*Exercise details*
Write out the whole listing, matching it exactly.

** Start Record excerpts **

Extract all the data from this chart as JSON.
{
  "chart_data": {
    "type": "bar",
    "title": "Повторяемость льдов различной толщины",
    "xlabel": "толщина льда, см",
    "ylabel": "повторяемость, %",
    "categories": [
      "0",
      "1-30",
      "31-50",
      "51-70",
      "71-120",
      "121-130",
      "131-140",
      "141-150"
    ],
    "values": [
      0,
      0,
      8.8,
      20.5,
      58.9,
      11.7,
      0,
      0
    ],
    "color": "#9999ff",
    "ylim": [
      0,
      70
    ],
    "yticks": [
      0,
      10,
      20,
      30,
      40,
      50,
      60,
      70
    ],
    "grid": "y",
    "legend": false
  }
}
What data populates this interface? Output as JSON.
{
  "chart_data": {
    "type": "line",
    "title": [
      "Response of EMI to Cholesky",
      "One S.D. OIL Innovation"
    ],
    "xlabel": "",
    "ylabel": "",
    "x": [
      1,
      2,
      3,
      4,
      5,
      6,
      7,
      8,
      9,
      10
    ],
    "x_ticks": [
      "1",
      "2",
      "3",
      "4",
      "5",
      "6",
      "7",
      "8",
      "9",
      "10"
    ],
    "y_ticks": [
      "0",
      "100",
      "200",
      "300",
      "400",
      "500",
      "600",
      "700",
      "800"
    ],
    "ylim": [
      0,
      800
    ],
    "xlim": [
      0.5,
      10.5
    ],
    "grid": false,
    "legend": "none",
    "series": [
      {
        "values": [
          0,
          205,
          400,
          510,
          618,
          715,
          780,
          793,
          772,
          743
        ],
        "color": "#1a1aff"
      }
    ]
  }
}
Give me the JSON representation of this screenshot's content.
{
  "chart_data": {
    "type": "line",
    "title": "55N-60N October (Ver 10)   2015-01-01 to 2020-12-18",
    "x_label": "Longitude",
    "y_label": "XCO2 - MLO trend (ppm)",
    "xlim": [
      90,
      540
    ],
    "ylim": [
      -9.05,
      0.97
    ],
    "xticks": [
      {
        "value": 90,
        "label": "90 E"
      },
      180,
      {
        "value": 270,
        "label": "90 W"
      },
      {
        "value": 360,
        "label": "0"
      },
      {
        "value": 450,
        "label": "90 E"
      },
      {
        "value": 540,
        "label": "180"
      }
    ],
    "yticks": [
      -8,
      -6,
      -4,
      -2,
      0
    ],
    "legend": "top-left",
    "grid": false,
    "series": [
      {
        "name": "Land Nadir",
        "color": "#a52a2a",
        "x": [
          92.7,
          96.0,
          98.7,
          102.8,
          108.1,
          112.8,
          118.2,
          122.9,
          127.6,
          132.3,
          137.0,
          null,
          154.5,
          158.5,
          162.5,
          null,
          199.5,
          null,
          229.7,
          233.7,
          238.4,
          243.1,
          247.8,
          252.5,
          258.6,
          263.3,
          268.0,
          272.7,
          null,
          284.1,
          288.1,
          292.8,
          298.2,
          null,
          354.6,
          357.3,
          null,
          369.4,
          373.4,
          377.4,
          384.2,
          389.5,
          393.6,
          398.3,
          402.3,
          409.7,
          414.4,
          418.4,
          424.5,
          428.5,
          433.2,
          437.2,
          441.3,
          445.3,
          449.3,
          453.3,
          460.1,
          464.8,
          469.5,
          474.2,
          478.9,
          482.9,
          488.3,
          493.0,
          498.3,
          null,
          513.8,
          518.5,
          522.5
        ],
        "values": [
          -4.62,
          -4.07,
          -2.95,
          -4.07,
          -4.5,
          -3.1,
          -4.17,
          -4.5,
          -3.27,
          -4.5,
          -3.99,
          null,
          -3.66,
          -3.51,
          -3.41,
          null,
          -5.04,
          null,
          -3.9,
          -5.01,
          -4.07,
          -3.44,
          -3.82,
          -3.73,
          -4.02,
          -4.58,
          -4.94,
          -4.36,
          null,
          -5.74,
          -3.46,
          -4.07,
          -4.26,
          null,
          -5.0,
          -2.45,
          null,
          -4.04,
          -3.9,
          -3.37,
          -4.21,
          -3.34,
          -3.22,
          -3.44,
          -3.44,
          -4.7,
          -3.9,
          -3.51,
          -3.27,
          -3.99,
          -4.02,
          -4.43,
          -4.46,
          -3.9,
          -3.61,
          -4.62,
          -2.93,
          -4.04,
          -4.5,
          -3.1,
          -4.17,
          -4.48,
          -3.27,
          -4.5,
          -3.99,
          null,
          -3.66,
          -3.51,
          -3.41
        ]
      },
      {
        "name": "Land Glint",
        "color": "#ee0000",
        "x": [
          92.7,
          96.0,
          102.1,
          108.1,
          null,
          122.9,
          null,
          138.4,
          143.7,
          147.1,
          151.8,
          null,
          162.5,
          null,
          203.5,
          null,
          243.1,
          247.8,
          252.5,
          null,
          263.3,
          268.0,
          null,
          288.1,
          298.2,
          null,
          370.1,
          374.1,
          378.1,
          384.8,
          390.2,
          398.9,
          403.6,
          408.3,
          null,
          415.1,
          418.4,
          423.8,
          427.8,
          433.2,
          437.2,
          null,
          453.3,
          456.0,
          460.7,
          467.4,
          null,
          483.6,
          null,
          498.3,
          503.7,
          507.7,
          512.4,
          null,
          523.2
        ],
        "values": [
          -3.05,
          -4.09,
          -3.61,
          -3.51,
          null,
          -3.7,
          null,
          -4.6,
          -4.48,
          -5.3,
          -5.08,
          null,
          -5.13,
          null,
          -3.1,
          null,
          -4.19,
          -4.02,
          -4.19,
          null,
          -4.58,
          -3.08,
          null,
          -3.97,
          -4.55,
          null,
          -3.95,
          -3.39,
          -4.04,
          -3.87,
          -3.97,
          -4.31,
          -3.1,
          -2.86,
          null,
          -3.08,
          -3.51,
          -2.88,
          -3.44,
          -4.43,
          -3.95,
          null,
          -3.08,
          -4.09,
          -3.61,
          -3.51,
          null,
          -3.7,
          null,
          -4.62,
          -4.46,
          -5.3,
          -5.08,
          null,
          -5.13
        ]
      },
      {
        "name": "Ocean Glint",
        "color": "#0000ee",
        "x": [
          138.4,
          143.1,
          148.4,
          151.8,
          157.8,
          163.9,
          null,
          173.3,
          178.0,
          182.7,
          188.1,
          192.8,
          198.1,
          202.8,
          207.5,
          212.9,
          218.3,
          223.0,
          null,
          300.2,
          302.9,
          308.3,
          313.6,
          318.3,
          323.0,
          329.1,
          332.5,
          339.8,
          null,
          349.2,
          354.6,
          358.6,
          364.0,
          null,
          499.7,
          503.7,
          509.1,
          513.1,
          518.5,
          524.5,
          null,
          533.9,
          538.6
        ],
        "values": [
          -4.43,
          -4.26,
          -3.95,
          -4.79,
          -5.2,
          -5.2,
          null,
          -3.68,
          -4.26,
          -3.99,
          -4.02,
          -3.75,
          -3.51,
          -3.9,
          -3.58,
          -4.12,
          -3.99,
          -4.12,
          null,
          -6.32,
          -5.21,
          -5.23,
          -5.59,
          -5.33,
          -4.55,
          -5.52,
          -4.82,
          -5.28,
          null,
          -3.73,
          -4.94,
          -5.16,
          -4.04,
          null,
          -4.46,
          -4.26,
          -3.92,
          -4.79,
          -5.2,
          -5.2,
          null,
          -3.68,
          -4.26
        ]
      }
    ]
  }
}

** End Record excerpts **

*Exercise solution*
Extract all the data from this chart as JSON.
{
  "chart_data": {
    "type": "bar",
    "title": "Повторяемость льдов различной толщины",
    "xlabel": "толщина льда, см",
    "ylabel": "повторяемость, %",
    "categories": [
      "0",
      "1-30",
      "31-50",
      "51-70",
      "71-120",
      "121-130",
      "131-140",
      "141-150"
    ],
    "values": [
      0,
      0,
      8.8,
      20.5,
      58.9,
      11.7,
      0,
      0
    ],
    "color": "#9999ff",
    "ylim": [
      0,
      70
    ],
    "yticks": [
      0,
      10,
      20,
      30,
      40,
      50,
      60,
      70
    ],
    "grid": "y",
    "legend": false
  }
}
What data populates this interface? Output as JSON.
{
  "chart_data": {
    "type": "line",
    "title": [
      "Response of EMI to Cholesky",
      "One S.D. OIL Innovation"
    ],
    "xlabel": "",
    "ylabel": "",
    "x": [
      1,
      2,
      3,
      4,
      5,
      6,
      7,
      8,
      9,
      10
    ],
    "x_ticks": [
      "1",
      "2",
      "3",
      "4",
      "5",
      "6",
      "7",
      "8",
      "9",
      "10"
    ],
    "y_ticks": [
      "0",
      "100",
      "200",
      "300",
      "400",
      "500",
      "600",
      "700",
      "800"
    ],
    "ylim": [
      0,
      800
    ],
    "xlim": [
      0.5,
      10.5
    ],
    "grid": false,
    "legend": "none",
    "series": [
      {
        "values": [
          0,
          205,
          400,
          510,
          618,
          715,
          780,
          793,
          772,
          743
        ],
        "color": "#1a1aff"
      }
    ]
  }
}
Give me the JSON representation of this screenshot's content.
{
  "chart_data": {
    "type": "line",
    "title": "55N-60N October (Ver 10)   2015-01-01 to 2020-12-18",
    "x_label": "Longitude",
    "y_label": "XCO2 - MLO trend (ppm)",
    "xlim": [
      90,
      540
    ],
    "ylim": [
      -9.05,
      0.97
    ],
    "xticks": [
      {
        "value": 90,
        "label": "90 E"
      },
      180,
      {
        "value": 270,
        "label": "90 W"
      },
      {
        "value": 360,
        "label": "0"
      },
      {
        "value": 450,
        "label": "90 E"
      },
      {
        "value": 540,
        "label": "180"
      }
    ],
    "yticks": [
      -8,
      -6,
      -4,
      -2,
      0
    ],
    "legend": "top-left",
    "grid": false,
    "series": [
      {
        "name": "Land Nadir",
        "color": "#a52a2a",
        "x": [
          92.7,
          96.0,
          98.7,
          102.8,
          108.1,
          112.8,
          118.2,
          122.9,
          127.6,
          132.3,
          137.0,
          null,
          154.5,
          158.5,
          162.5,
          null,
          199.5,
          null,
          229.7,
          233.7,
          238.4,
          243.1,
          247.8,
          252.5,
          258.6,
          263.3,
          268.0,
          272.7,
          null,
          284.1,
          288.1,
          292.8,
          298.2,
          null,
          354.6,
          357.3,
          null,
          369.4,
          373.4,
          377.4,
          384.2,
          389.5,
          393.6,
          398.3,
          402.3,
          409.7,
          414.4,
          418.4,
          424.5,
          428.5,
          433.2,
          437.2,
          441.3,
          445.3,
          449.3,
          453.3,
          460.1,
          464.8,
          469.5,
          474.2,
          478.9,
          482.9,
          488.3,
          493.0,
          498.3,
          null,
          513.8,
          518.5,
          522.5
        ],
        "values": [
          -4.62,
          -4.07,
          -2.95,
          -4.07,
          -4.5,
          -3.1,
          -4.17,
          -4.5,
          -3.27,
          -4.5,
          -3.99,
          null,
          -3.66,
          -3.51,
          -3.41,
          null,
          -5.04,
          null,
          -3.9,
          -5.01,
          -4.07,
          -3.44,
          -3.82,
          -3.73,
          -4.02,
          -4.58,
          -4.94,
          -4.36,
          null,
          -5.74,
          -3.46,
          -4.07,
          -4.26,
          null,
          -5.0,
          -2.45,
          null,
          -4.04,
          -3.9,
          -3.37,
          -4.21,
          -3.34,
          -3.22,
          -3.44,
          -3.44,
          -4.7,
          -3.9,
          -3.51,
          -3.27,
          -3.99,
          -4.02,
          -4.43,
          -4.46,
          -3.9,
          -3.61,
          -4.62,
          -2.93,
          -4.04,
          -4.5,
          -3.1,
          -4.17,
          -4.48,
          -3.27,
          -4.5,
          -3.99,
          null,
          -3.66,
          -3.51,
          -3.41
        ]
      },
      {
        "name": "Land Glint",
        "color": "#ee0000",
        "x": [
          92.7,
          96.0,
          102.1,
          108.1,
          null,
          122.9,
          null,
          138.4,
          143.7,
          147.1,
          151.8,
          null,
          162.5,
          null,
          203.5,
          null,
          243.1,
          247.8,
          252.5,
          null,
          263.3,
          268.0,
          null,
          288.1,
          298.2,
          null,
          370.1,
          374.1,
          378.1,
          384.8,
          390.2,
          398.9,
          403.6,
          408.3,
          null,
          415.1,
          418.4,
          423.8,
          427.8,
          433.2,
          437.2,
          null,
          453.3,
          456.0,
          460.7,
          467.4,
          null,
          483.6,
          null,
          498.3,
          503.7,
          507.7,
          512.4,
          null,
          523.2
        ],
        "values": [
          -3.05,
          -4.09,
          -3.61,
          -3.51,
          null,
          -3.7,
          null,
          -4.6,
          -4.48,
          -5.3,
          -5.08,
          null,
          -5.13,
          null,
          -3.1,
          null,
          -4.19,
          -4.02,
          -4.19,
          null,
          -4.58,
          -3.08,
          null,
          -3.97,
          -4.55,
          null,
          -3.95,
          -3.39,
          -4.04,
          -3.87,
          -3.97,
          -4.31,
          -3.1,
          -2.86,
          null,
          -3.08,
          -3.51,
          -2.88,
          -3.44,
          -4.43,
          -3.95,
          null,
          -3.08,
          -4.09,
          -3.61,
          -3.51,
          null,
          -3.7,
          null,
          -4.62,
          -4.46,
          -5.3,
          -5.08,
          null,
          -5.13
        ]
      },
      {
        "name": "Ocean Glint",
        "color": "#0000ee",
        "x": [
          138.4,
          143.1,
          148.4,
          151.8,
          157.8,
          163.9,
          null,
          173.3,
          178.0,
          182.7,
          188.1,
          192.8,
          198.1,
          202.8,
          207.5,
          212.9,
          218.3,
          223.0,
          null,
          300.2,
          302.9,
          308.3,
          313.6,
          318.3,
          323.0,
          329.1,
          332.5,
          339.8,
          null,
          349.2,
          354.6,
          358.6,
          364.0,
          null,
          499.7,
          503.7,
          509.1,
          513.1,
          518.5,
          524.5,
          null,
          533.9,
          538.6
        ],
        "values": [
          -4.43,
          -4.26,
          -3.95,
          -4.79,
          -5.2,
          -5.2,
          null,
          -3.68,
          -4.26,
          -3.99,
          -4.02,
          -3.75,
          -3.51,
          -3.9,
          -3.58,
          -4.12,
          -3.99,
          -4.12,
          null,
          -6.32,
          -5.21,
          -5.23,
          -5.59,
          -5.33,
          -4.55,
          -5.52,
          -4.82,
          -5.28,
          null,
          -3.73,
          -4.94,
          -5.16,
          -4.04,
          null,
          -4.46,
          -4.26,
          -3.92,
          -4.79,
          -5.2,
          -5.2,
          null,
          -3.68,
          -4.26
        ]
      }
    ]
  }
}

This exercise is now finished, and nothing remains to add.